### Goal of the exercise
Every line of the material that follows must be printed again exactly.

### The input
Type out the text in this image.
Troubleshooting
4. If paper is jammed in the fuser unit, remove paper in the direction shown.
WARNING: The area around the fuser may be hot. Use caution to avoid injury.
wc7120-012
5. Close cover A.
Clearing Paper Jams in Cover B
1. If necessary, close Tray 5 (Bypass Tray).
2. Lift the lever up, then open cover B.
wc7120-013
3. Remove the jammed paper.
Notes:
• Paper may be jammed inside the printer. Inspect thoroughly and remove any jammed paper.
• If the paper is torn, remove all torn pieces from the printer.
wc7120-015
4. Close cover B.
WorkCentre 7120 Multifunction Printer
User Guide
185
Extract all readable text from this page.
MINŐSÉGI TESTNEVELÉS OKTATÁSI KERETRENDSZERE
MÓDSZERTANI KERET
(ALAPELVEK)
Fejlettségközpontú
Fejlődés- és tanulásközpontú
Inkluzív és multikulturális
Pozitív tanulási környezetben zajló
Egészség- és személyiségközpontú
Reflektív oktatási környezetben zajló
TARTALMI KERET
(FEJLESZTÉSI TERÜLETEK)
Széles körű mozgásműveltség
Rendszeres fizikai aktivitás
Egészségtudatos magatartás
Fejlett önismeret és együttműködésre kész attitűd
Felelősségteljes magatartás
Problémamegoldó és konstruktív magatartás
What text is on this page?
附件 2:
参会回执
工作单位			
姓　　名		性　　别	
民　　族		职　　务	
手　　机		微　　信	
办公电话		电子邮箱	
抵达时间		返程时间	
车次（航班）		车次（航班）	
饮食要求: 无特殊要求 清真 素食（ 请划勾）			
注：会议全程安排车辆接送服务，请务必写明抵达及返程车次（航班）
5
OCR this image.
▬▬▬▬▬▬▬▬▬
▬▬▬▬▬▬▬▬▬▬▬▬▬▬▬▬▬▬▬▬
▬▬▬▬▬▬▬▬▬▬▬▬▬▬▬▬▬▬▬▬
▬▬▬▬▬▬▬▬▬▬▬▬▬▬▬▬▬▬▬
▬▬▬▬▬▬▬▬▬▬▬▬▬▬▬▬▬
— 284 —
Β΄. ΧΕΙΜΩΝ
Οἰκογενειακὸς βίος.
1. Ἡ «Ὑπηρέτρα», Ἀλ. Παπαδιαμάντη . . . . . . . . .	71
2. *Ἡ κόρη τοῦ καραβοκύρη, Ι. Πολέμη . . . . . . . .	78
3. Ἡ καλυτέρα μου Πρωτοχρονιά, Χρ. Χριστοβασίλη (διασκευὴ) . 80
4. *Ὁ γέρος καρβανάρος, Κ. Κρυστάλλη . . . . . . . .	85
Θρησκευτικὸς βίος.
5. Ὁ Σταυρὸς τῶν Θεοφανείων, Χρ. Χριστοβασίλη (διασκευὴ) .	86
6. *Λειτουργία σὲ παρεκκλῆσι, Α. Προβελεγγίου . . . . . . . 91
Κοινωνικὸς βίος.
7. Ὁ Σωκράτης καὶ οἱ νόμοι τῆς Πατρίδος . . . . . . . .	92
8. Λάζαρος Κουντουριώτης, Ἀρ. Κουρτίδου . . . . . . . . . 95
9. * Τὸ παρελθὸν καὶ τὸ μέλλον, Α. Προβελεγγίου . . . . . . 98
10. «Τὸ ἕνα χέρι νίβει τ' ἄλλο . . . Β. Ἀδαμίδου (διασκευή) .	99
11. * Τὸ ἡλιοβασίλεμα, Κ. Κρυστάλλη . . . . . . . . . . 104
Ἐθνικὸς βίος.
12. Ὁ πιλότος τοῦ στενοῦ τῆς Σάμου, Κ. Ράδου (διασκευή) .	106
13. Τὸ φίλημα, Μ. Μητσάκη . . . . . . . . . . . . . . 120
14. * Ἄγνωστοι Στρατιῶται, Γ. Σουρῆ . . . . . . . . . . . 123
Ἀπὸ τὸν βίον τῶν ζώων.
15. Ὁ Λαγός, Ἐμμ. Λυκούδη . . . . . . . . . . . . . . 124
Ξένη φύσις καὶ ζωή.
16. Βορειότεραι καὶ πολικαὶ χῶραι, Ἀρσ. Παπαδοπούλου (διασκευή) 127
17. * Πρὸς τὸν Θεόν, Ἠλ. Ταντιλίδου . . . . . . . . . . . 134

### Correct answer
Type out the text in this image.
Troubleshooting
4. If paper is jammed in the fuser unit, remove paper in the direction shown.
WARNING: The area around the fuser may be hot. Use caution to avoid injury.
wc7120-012
5. Close cover A.
Clearing Paper Jams in Cover B
1. If necessary, close Tray 5 (Bypass Tray).
2. Lift the lever up, then open cover B.
wc7120-013
3. Remove the jammed paper.
Notes:
• Paper may be jammed inside the printer. Inspect thoroughly and remove any jammed paper.
• If the paper is torn, remove all torn pieces from the printer.
wc7120-015
4. Close cover B.
WorkCentre 7120 Multifunction Printer
User Guide
185
Extract all readable text from this page.
MINŐSÉGI TESTNEVELÉS OKTATÁSI KERETRENDSZERE
MÓDSZERTANI KERET
(ALAPELVEK)
Fejlettségközpontú
Fejlődés- és tanulásközpontú
Inkluzív és multikulturális
Pozitív tanulási környezetben zajló
Egészség- és személyiségközpontú
Reflektív oktatási környezetben zajló
TARTALMI KERET
(FEJLESZTÉSI TERÜLETEK)
Széles körű mozgásműveltség
Rendszeres fizikai aktivitás
Egészségtudatos magatartás
Fejlett önismeret és együttműködésre kész attitűd
Felelősségteljes magatartás
Problémamegoldó és konstruktív magatartás
What text is on this page?
附件 2:
参会回执
工作单位			
姓　　名		性　　别	
民　　族		职　　务	
手　　机		微　　信	
办公电话		电子邮箱	
抵达时间		返程时间	
车次（航班）		车次（航班）	
饮食要求: 无特殊要求 清真 素食（ 请划勾）			
注：会议全程安排车辆接送服务，请务必写明抵达及返程车次（航班）
5
OCR this image.
▬▬▬▬▬▬▬▬▬
▬▬▬▬▬▬▬▬▬▬▬▬▬▬▬▬▬▬▬▬
▬▬▬▬▬▬▬▬▬▬▬▬▬▬▬▬▬▬▬▬
▬▬▬▬▬▬▬▬▬▬▬▬▬▬▬▬▬▬▬
▬▬▬▬▬▬▬▬▬▬▬▬▬▬▬▬▬
— 284 —
Β΄. ΧΕΙΜΩΝ
Οἰκογενειακὸς βίος.
1. Ἡ «Ὑπηρέτρα», Ἀλ. Παπαδιαμάντη . . . . . . . . .	71
2. *Ἡ κόρη τοῦ καραβοκύρη, Ι. Πολέμη . . . . . . . .	78
3. Ἡ καλυτέρα μου Πρωτοχρονιά, Χρ. Χριστοβασίλη (διασκευὴ) . 80
4. *Ὁ γέρος καρβανάρος, Κ. Κρυστάλλη . . . . . . . .	85
Θρησκευτικὸς βίος.
5. Ὁ Σταυρὸς τῶν Θεοφανείων, Χρ. Χριστοβασίλη (διασκευὴ) .	86
6. *Λειτουργία σὲ παρεκκλῆσι, Α. Προβελεγγίου . . . . . . . 91
Κοινωνικὸς βίος.
7. Ὁ Σωκράτης καὶ οἱ νόμοι τῆς Πατρίδος . . . . . . . .	92
8. Λάζαρος Κουντουριώτης, Ἀρ. Κουρτίδου . . . . . . . . . 95
9. * Τὸ παρελθὸν καὶ τὸ μέλλον, Α. Προβελεγγίου . . . . . . 98
10. «Τὸ ἕνα χέρι νίβει τ' ἄλλο . . . Β. Ἀδαμίδου (διασκευή) .	99
11. * Τὸ ἡλιοβασίλεμα, Κ. Κρυστάλλη . . . . . . . . . . 104
Ἐθνικὸς βίος.
12. Ὁ πιλότος τοῦ στενοῦ τῆς Σάμου, Κ. Ράδου (διασκευή) .	106
13. Τὸ φίλημα, Μ. Μητσάκη . . . . . . . . . . . . . . 120
14. * Ἄγνωστοι Στρατιῶται, Γ. Σουρῆ . . . . . . . . . . . 123
Ἀπὸ τὸν βίον τῶν ζώων.
15. Ὁ Λαγός, Ἐμμ. Λυκούδη . . . . . . . . . . . . . . 124
Ξένη φύσις καὶ ζωή.
16. Βορειότεραι καὶ πολικαὶ χῶραι, Ἀρσ. Παπαδοπούλου (διασκευή) 127
17. * Πρὸς τὸν Θεόν, Ἠλ. Ταντιλίδου . . . . . . . . . . . 134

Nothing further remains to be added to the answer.